**Material provided**:
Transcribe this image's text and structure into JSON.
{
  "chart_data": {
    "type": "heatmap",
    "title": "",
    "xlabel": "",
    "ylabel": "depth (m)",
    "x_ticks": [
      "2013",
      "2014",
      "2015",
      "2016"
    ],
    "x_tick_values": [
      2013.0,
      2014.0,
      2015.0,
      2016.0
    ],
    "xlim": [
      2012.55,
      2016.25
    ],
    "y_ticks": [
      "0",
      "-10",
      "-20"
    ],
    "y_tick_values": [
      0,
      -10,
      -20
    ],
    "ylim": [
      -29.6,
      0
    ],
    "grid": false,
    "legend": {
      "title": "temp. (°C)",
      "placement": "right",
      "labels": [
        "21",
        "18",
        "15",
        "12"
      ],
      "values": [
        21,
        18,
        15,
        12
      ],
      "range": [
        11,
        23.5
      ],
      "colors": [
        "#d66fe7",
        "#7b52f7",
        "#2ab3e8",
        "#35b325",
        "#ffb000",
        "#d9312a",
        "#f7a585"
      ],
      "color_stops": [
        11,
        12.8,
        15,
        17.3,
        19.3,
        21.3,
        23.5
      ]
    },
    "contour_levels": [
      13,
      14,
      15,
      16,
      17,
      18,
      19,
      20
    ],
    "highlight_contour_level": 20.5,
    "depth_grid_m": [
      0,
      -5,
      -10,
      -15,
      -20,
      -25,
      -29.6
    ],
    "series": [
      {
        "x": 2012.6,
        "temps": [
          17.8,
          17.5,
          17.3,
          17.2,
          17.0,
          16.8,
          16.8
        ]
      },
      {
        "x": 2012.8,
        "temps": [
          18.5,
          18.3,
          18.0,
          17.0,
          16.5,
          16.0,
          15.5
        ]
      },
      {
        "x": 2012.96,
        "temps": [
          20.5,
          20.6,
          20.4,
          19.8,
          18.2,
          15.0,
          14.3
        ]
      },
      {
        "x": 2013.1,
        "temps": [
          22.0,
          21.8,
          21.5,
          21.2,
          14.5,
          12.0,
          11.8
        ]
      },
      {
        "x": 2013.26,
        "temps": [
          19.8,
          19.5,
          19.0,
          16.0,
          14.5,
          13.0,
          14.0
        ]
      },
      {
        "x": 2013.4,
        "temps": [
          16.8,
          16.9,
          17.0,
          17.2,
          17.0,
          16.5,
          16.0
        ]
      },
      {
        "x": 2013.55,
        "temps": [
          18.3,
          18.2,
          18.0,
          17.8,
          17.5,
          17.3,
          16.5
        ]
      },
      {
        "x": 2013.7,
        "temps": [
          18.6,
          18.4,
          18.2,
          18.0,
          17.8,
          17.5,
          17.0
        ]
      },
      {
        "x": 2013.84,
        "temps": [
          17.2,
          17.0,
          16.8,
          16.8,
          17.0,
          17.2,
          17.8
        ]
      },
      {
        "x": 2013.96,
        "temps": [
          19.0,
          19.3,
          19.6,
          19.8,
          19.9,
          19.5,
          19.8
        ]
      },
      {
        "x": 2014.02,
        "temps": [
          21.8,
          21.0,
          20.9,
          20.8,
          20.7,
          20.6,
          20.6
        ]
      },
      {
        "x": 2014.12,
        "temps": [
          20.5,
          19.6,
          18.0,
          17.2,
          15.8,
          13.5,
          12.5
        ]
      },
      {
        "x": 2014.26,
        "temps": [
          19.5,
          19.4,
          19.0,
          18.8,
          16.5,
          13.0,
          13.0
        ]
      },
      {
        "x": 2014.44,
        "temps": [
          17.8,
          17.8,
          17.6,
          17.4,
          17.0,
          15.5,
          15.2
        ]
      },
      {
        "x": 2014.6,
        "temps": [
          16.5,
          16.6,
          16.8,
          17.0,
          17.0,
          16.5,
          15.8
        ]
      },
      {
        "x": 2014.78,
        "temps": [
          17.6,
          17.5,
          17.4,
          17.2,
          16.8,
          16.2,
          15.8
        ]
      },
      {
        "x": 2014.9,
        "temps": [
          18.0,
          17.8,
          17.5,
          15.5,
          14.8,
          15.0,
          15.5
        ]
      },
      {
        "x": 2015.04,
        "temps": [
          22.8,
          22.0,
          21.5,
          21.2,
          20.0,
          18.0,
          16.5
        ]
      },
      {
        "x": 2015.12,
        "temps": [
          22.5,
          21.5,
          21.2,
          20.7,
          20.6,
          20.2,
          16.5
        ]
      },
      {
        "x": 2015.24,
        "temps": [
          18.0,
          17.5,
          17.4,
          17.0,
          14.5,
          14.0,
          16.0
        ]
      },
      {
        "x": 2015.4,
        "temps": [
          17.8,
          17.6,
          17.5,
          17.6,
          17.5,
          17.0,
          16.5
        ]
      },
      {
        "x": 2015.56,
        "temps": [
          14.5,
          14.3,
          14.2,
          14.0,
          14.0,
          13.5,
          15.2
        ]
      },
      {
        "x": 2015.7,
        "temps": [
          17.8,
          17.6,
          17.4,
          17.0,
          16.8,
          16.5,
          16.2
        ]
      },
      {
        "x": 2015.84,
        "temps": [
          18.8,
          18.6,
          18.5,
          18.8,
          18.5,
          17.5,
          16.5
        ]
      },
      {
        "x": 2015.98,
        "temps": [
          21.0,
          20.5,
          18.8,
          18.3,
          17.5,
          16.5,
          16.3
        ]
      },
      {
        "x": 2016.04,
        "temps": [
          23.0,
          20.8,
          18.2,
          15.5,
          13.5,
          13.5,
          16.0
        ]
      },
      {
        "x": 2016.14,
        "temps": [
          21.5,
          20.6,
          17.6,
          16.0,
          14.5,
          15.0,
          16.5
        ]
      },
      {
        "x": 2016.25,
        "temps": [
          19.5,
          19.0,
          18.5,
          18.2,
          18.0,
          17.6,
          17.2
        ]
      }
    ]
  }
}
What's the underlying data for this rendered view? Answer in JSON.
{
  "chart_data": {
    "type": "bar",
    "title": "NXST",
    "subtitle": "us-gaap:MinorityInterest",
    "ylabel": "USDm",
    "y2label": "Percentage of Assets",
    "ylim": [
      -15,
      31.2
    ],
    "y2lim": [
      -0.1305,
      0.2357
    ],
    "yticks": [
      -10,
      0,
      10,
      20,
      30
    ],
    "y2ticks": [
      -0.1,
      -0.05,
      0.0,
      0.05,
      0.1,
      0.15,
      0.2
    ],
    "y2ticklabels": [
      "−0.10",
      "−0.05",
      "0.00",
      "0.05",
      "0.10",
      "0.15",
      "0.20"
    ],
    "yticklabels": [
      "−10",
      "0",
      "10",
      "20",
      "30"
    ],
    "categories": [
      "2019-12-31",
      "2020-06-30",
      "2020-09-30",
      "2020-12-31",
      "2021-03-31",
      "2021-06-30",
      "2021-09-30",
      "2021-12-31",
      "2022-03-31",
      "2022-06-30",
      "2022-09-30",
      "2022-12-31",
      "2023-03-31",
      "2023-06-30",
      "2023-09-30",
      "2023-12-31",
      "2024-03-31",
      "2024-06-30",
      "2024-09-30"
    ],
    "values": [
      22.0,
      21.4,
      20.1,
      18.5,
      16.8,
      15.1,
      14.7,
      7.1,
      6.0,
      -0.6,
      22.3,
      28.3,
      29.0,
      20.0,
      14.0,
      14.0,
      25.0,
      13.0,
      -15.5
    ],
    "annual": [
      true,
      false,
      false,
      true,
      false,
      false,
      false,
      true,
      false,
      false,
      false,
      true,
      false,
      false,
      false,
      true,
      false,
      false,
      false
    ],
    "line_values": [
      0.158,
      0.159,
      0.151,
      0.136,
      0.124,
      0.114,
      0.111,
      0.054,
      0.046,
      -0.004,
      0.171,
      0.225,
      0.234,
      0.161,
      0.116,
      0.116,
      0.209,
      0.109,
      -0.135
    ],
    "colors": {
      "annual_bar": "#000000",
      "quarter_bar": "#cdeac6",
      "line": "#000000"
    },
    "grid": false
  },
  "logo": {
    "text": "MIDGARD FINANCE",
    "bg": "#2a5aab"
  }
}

**Request**:
Among the records above, find each line holding the string "this" and pull it out.

**Exercise answer**:
Transcribe this image's text and structure into JSON.
What's the underlying data for this rendered view? Answer in JSON.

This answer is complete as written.